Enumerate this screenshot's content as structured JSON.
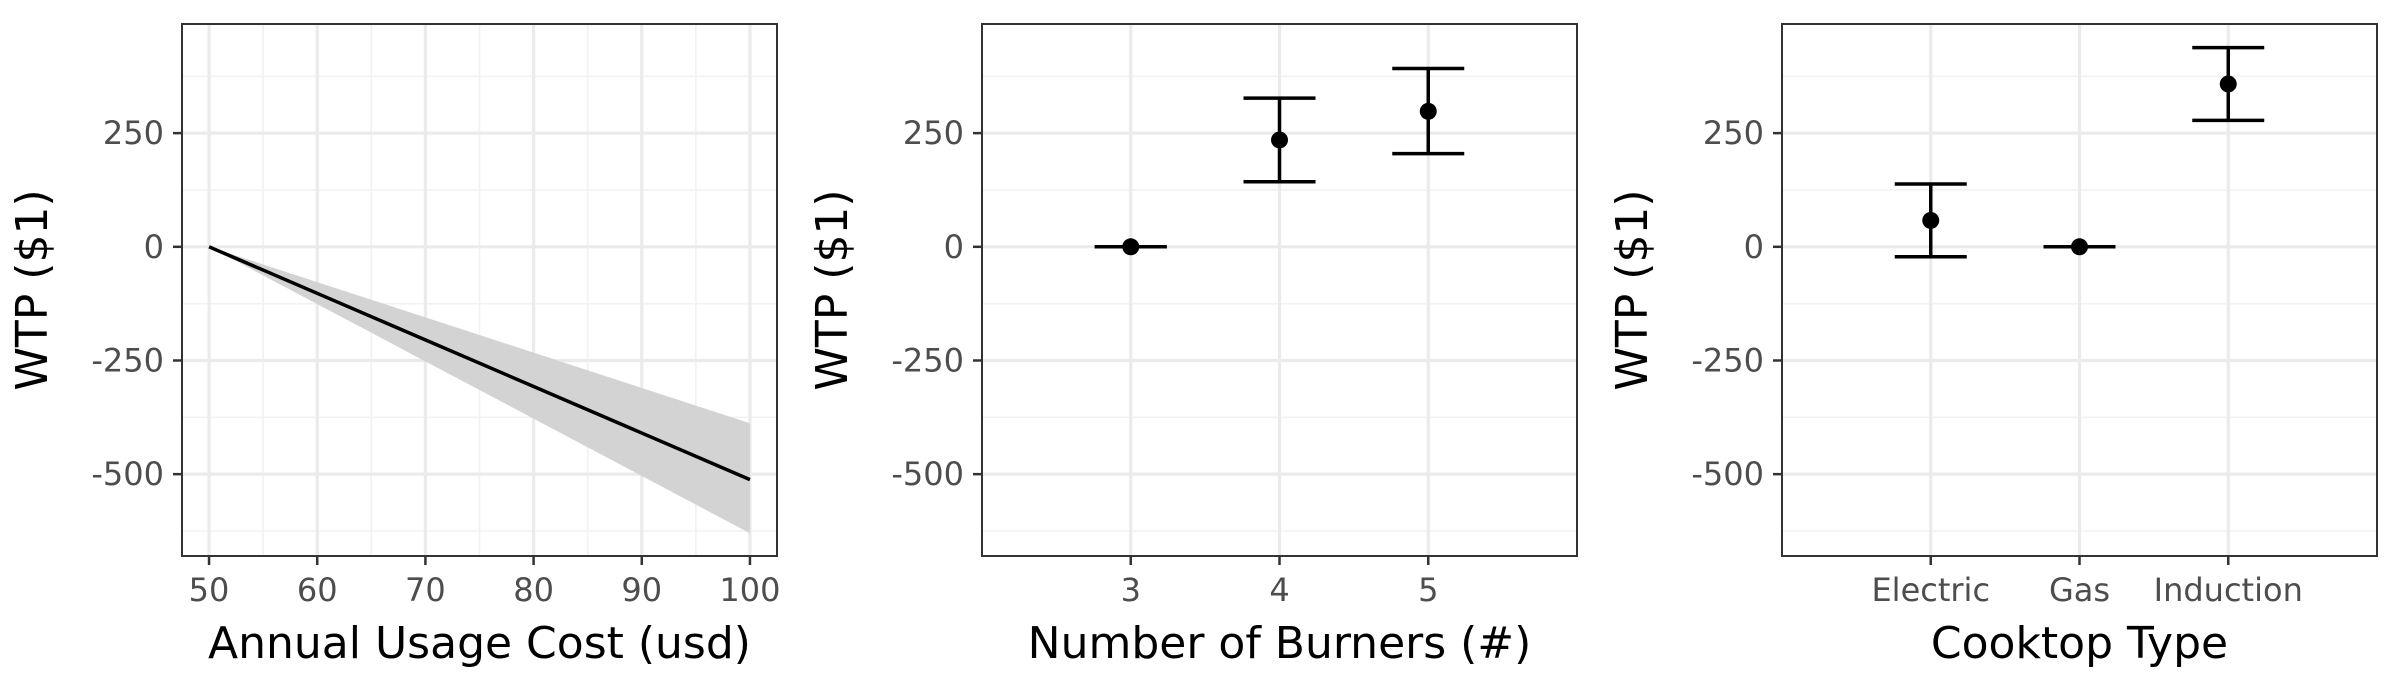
{
  "chart_data": [
    {
      "type": "line",
      "xlabel": "Annual Usage Cost (usd)",
      "ylabel": "WTP ($1)",
      "xlim": [
        47.5,
        102.5
      ],
      "ylim": [
        -680,
        490
      ],
      "x_ticks": [
        50,
        60,
        70,
        80,
        90,
        100
      ],
      "x_tick_labels": [
        "50",
        "60",
        "70",
        "80",
        "90",
        "100"
      ],
      "y_ticks": [
        -500,
        -250,
        0,
        250
      ],
      "y_tick_labels": [
        "-500",
        "-250",
        "0",
        "250"
      ],
      "line": {
        "x": [
          50,
          100
        ],
        "y": [
          0,
          -512
        ]
      },
      "ribbon": {
        "x": [
          50,
          100
        ],
        "lower": [
          0,
          -630
        ],
        "upper": [
          0,
          -388
        ]
      },
      "grid": true,
      "colors": {
        "line": "#000000",
        "ribbon": "#d3d3d3"
      }
    },
    {
      "type": "scatter",
      "xlabel": "Number of Burners (#)",
      "ylabel": "WTP ($1)",
      "ylim": [
        -680,
        490
      ],
      "categories": [
        "3",
        "4",
        "5"
      ],
      "values": [
        0,
        235,
        298
      ],
      "lower": [
        0,
        143,
        205
      ],
      "upper": [
        0,
        327,
        392
      ],
      "y_ticks": [
        -500,
        -250,
        0,
        250
      ],
      "y_tick_labels": [
        "-500",
        "-250",
        "0",
        "250"
      ],
      "grid": true,
      "colors": {
        "point": "#000000"
      }
    },
    {
      "type": "scatter",
      "xlabel": "Cooktop Type",
      "ylabel": "WTP ($1)",
      "ylim": [
        -680,
        490
      ],
      "categories": [
        "Electric",
        "Gas",
        "Induction"
      ],
      "values": [
        58,
        0,
        358
      ],
      "lower": [
        -22,
        0,
        278
      ],
      "upper": [
        138,
        0,
        438
      ],
      "y_ticks": [
        -500,
        -250,
        0,
        250
      ],
      "y_tick_labels": [
        "-500",
        "-250",
        "0",
        "250"
      ],
      "grid": true,
      "colors": {
        "point": "#000000"
      }
    }
  ]
}
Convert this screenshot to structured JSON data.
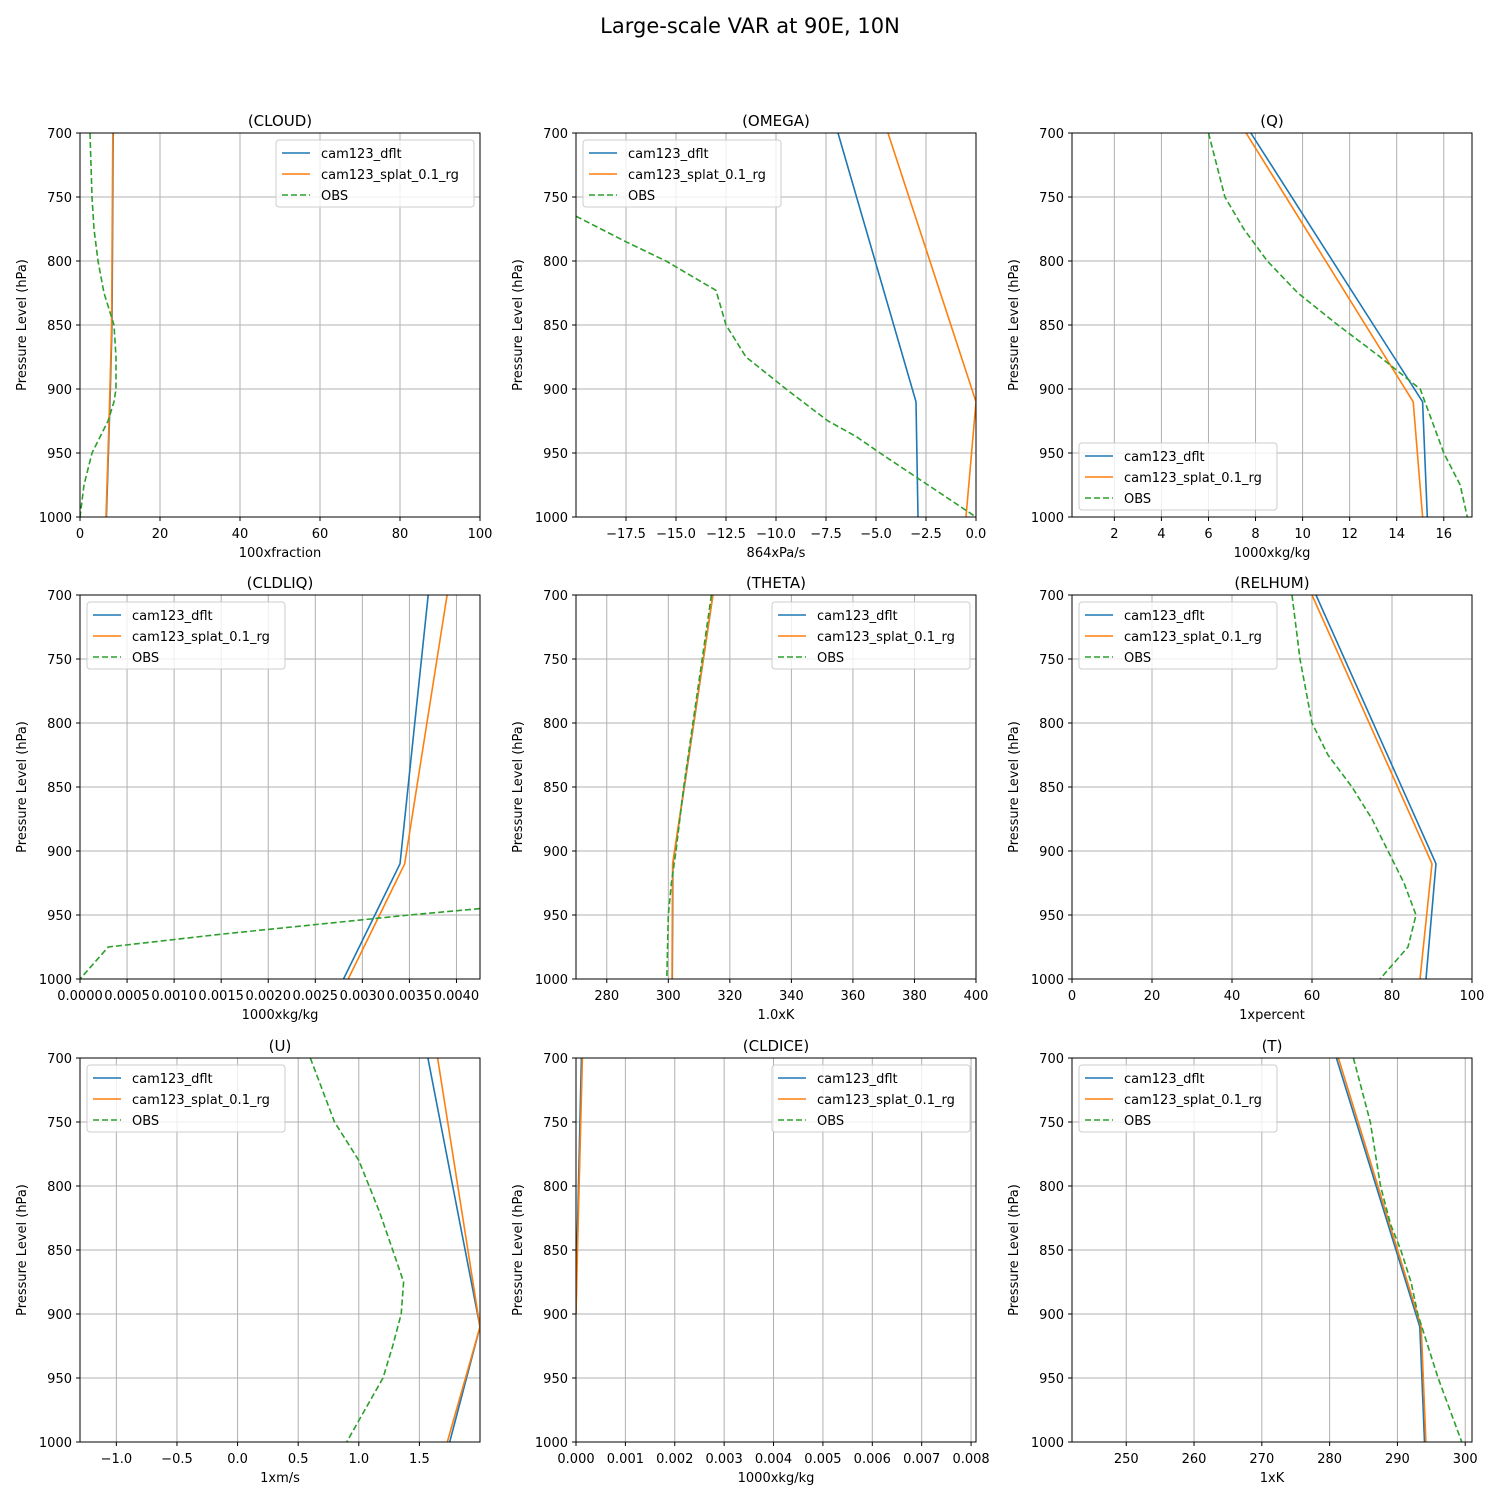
┄┄┄┄┄┄┄┄┄┄┄┄┄┄┄┄┄┄┄┄
- AIM OF THE EXERCISE:
Without including any picture, retype the entries exactly.

- OUTPUT FOR THIS TASK:
Enumerate this screenshot's content as structured JSON.
{
  "chart_data": [
    {
      "type": "line",
      "xlabel": "Annual Usage Cost (usd)",
      "ylabel": "WTP ($1)",
      "xlim": [
        47.5,
        102.5
      ],
      "ylim": [
        -680,
        490
      ],
      "x_ticks": [
        50,
        60,
        70,
        80,
        90,
        100
      ],
      "x_tick_labels": [
        "50",
        "60",
        "70",
        "80",
        "90",
        "100"
      ],
      "y_ticks": [
        -500,
        -250,
        0,
        250
      ],
      "y_tick_labels": [
        "-500",
        "-250",
        "0",
        "250"
      ],
      "line": {
        "x": [
          50,
          100
        ],
        "y": [
          0,
          -512
        ]
      },
      "ribbon": {
        "x": [
          50,
          100
        ],
        "lower": [
          0,
          -630
        ],
        "upper": [
          0,
          -388
        ]
      },
      "grid": true,
      "colors": {
        "line": "#000000",
        "ribbon": "#d3d3d3"
      }
    },
    {
      "type": "scatter",
      "xlabel": "Number of Burners (#)",
      "ylabel": "WTP ($1)",
      "ylim": [
        -680,
        490
      ],
      "categories": [
        "3",
        "4",
        "5"
      ],
      "values": [
        0,
        235,
        298
      ],
      "lower": [
        0,
        143,
        205
      ],
      "upper": [
        0,
        327,
        392
      ],
      "y_ticks": [
        -500,
        -250,
        0,
        250
      ],
      "y_tick_labels": [
        "-500",
        "-250",
        "0",
        "250"
      ],
      "grid": true,
      "colors": {
        "point": "#000000"
      }
    },
    {
      "type": "scatter",
      "xlabel": "Cooktop Type",
      "ylabel": "WTP ($1)",
      "ylim": [
        -680,
        490
      ],
      "categories": [
        "Electric",
        "Gas",
        "Induction"
      ],
      "values": [
        58,
        0,
        358
      ],
      "lower": [
        -22,
        0,
        278
      ],
      "upper": [
        138,
        0,
        438
      ],
      "y_ticks": [
        -500,
        -250,
        0,
        250
      ],
      "y_tick_labels": [
        "-500",
        "-250",
        "0",
        "250"
      ],
      "grid": true,
      "colors": {
        "point": "#000000"
      }
    }
  ]
}
Convert this screenshot to structured JSON data.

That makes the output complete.